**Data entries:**
----
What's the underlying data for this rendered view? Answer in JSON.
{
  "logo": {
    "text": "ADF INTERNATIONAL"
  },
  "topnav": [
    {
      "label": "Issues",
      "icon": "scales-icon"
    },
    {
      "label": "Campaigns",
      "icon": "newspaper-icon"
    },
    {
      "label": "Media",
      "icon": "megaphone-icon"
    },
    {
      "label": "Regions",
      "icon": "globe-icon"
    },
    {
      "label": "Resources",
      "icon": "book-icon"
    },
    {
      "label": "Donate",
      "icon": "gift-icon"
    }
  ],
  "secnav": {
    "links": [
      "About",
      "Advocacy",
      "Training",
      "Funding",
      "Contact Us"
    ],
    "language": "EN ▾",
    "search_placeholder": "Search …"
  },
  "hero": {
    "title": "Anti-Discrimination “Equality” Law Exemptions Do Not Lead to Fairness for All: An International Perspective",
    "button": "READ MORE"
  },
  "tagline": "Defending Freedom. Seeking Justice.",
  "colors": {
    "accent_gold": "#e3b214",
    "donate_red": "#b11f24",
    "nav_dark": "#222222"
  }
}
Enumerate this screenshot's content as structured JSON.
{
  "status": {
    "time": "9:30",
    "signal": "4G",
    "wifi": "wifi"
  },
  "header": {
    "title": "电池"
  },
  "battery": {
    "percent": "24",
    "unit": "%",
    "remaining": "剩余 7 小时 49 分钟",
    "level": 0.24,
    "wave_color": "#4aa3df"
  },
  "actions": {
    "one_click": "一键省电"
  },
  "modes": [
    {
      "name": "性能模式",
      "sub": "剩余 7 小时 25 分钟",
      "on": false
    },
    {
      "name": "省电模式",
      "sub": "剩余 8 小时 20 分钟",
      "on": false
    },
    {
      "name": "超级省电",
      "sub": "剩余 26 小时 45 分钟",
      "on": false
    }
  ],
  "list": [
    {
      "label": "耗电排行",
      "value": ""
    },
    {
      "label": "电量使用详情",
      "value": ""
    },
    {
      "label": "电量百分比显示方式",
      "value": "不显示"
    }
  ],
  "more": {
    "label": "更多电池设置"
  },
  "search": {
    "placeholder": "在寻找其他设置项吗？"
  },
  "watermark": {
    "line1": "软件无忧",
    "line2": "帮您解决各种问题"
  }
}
----
**YOUR OBJECTIVE:** Filter for "icon". Return all lines that hold it.

**RESPONSE:**
      "icon": "scales-icon"
      "icon": "newspaper-icon"
      "icon": "megaphone-icon"
      "icon": "globe-icon"
      "icon": "book-icon"
      "icon": "gift-icon"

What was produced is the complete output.